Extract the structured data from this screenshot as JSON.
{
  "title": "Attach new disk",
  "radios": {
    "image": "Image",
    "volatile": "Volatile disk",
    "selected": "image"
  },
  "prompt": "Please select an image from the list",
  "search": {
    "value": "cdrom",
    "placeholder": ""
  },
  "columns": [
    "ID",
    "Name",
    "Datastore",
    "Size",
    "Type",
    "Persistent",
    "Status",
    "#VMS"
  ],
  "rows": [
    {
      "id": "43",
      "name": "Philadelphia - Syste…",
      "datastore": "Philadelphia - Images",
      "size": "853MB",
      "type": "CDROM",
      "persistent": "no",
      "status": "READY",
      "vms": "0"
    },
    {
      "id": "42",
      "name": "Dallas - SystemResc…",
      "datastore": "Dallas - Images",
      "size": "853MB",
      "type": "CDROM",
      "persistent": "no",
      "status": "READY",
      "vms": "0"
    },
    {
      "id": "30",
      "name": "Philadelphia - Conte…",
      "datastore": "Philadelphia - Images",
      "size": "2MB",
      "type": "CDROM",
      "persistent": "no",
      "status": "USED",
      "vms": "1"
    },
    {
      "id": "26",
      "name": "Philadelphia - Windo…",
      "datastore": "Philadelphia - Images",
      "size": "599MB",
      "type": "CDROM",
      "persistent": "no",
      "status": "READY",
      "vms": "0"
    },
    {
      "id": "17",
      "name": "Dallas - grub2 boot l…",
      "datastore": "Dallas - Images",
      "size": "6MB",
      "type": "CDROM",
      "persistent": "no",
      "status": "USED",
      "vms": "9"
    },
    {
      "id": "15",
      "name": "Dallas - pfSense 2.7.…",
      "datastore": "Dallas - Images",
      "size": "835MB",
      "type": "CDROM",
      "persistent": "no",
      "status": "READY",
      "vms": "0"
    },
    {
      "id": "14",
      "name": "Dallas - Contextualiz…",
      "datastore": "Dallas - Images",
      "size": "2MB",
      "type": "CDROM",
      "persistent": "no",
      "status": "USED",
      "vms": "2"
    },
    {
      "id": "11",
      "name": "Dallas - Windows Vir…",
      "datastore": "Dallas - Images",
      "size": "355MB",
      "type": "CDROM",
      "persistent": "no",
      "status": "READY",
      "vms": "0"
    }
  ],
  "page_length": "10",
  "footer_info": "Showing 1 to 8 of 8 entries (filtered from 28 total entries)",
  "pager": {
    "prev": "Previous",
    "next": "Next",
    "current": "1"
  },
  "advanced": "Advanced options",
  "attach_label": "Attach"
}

## EXERCISE
From the listing above, copy out each line where the word "disk" appears.

## FULL OUTPUT
  "title": "Attach new disk",
    "volatile": "Volatile disk",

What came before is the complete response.